DIRECTIONS FOR THIS TASK =
Scan the records for the word "total". Copy each line that includes it.

--- Start INPUT DATA ---

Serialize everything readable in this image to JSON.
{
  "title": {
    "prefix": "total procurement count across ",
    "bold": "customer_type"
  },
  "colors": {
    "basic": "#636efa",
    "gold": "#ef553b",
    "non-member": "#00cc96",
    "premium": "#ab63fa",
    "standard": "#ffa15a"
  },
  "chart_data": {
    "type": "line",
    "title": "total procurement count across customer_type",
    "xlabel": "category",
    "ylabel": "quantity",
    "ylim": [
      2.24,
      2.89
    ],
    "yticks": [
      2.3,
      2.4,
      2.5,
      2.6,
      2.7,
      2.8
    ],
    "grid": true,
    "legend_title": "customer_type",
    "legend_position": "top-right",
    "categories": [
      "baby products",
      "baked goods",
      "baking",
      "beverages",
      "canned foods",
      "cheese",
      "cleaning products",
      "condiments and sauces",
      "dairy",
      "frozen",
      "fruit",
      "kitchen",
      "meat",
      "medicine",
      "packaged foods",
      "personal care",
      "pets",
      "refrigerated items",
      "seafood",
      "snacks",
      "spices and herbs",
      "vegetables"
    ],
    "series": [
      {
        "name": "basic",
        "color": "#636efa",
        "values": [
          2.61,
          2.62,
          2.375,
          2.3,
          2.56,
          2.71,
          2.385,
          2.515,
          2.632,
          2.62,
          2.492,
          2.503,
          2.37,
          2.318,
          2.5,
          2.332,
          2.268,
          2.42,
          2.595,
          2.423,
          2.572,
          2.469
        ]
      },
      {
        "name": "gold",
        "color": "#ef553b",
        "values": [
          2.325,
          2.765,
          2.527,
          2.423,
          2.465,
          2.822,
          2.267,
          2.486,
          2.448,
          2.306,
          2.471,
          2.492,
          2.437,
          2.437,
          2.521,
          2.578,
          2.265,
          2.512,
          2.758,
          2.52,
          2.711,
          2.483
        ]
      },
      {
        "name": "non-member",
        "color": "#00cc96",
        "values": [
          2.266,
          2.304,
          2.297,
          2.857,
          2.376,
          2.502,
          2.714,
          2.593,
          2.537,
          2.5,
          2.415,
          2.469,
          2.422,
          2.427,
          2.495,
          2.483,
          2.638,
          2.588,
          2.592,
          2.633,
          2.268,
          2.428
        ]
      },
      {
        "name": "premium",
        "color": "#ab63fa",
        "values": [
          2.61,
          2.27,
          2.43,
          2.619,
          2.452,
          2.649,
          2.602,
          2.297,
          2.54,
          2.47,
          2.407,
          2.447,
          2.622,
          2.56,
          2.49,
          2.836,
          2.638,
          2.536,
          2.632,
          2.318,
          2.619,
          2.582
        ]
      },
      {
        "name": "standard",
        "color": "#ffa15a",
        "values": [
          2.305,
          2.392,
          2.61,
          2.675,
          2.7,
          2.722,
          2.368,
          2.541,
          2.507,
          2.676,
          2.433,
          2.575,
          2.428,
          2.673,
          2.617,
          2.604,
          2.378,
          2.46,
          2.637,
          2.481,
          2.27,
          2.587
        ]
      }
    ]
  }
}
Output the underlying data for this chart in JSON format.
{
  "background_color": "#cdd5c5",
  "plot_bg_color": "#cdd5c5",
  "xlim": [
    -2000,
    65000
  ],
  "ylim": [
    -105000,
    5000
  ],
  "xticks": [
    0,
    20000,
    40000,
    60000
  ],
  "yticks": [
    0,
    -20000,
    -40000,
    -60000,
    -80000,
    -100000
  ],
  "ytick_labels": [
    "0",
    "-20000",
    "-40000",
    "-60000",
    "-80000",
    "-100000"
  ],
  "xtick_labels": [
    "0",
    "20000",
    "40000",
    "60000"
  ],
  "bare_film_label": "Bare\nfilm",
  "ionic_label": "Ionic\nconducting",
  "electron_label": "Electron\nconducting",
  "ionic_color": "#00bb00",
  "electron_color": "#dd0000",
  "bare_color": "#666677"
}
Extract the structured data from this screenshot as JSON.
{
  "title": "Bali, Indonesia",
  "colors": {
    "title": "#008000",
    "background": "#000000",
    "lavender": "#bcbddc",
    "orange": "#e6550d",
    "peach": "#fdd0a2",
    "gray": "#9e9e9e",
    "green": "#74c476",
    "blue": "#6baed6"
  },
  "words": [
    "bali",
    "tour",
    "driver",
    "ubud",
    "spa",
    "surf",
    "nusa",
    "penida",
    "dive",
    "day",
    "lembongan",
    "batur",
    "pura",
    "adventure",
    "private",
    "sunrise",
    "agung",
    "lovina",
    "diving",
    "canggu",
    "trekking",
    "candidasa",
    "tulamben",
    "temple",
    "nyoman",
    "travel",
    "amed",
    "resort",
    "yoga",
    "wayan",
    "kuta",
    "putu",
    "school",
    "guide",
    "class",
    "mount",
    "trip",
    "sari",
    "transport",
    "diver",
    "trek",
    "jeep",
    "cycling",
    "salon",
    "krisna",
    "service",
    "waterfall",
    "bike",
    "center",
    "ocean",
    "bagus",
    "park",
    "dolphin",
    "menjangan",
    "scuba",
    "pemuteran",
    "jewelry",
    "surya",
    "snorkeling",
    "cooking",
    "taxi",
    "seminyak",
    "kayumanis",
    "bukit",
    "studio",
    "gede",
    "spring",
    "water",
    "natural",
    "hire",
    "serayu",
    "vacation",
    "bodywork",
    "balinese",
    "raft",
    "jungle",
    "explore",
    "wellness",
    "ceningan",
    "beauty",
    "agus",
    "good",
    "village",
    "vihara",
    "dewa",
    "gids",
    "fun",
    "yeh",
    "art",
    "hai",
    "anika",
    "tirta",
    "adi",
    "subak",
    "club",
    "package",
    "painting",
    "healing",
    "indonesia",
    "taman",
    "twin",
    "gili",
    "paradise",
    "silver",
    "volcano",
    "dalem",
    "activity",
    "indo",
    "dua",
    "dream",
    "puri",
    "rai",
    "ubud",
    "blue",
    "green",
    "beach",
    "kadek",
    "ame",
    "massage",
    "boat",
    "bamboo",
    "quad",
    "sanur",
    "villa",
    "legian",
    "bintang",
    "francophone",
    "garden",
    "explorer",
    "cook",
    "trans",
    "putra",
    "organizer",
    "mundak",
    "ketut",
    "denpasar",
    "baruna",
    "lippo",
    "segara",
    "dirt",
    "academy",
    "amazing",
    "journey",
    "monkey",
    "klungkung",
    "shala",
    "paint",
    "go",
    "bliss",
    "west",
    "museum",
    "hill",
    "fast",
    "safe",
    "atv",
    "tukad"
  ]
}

--- End INPUT DATA ---

RESPONSE =
    "prefix": "total procurement count across ",
    "title": "total procurement count across customer_type",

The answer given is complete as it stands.